• Input records:
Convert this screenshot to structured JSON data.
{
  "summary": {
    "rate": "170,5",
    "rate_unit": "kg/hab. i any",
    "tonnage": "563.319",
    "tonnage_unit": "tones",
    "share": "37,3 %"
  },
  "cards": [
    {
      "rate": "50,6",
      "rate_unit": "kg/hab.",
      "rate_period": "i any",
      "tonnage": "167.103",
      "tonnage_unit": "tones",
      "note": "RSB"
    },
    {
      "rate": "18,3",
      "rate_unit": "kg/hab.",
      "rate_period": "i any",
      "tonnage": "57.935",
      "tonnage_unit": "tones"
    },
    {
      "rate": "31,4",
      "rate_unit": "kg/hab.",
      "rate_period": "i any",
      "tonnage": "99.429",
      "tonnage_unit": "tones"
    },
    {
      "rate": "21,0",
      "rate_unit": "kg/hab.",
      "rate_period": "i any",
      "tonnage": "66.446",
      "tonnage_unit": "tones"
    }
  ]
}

• Directive: Retype all of the data shown above, word for word.

• Answer to the problem:
Convert this screenshot to structured JSON data.
{
  "summary": {
    "rate": "170,5",
    "rate_unit": "kg/hab. i any",
    "tonnage": "563.319",
    "tonnage_unit": "tones",
    "share": "37,3 %"
  },
  "cards": [
    {
      "rate": "50,6",
      "rate_unit": "kg/hab.",
      "rate_period": "i any",
      "tonnage": "167.103",
      "tonnage_unit": "tones",
      "note": "RSB"
    },
    {
      "rate": "18,3",
      "rate_unit": "kg/hab.",
      "rate_period": "i any",
      "tonnage": "57.935",
      "tonnage_unit": "tones"
    },
    {
      "rate": "31,4",
      "rate_unit": "kg/hab.",
      "rate_period": "i any",
      "tonnage": "99.429",
      "tonnage_unit": "tones"
    },
    {
      "rate": "21,0",
      "rate_unit": "kg/hab.",
      "rate_period": "i any",
      "tonnage": "66.446",
      "tonnage_unit": "tones"
    }
  ]
}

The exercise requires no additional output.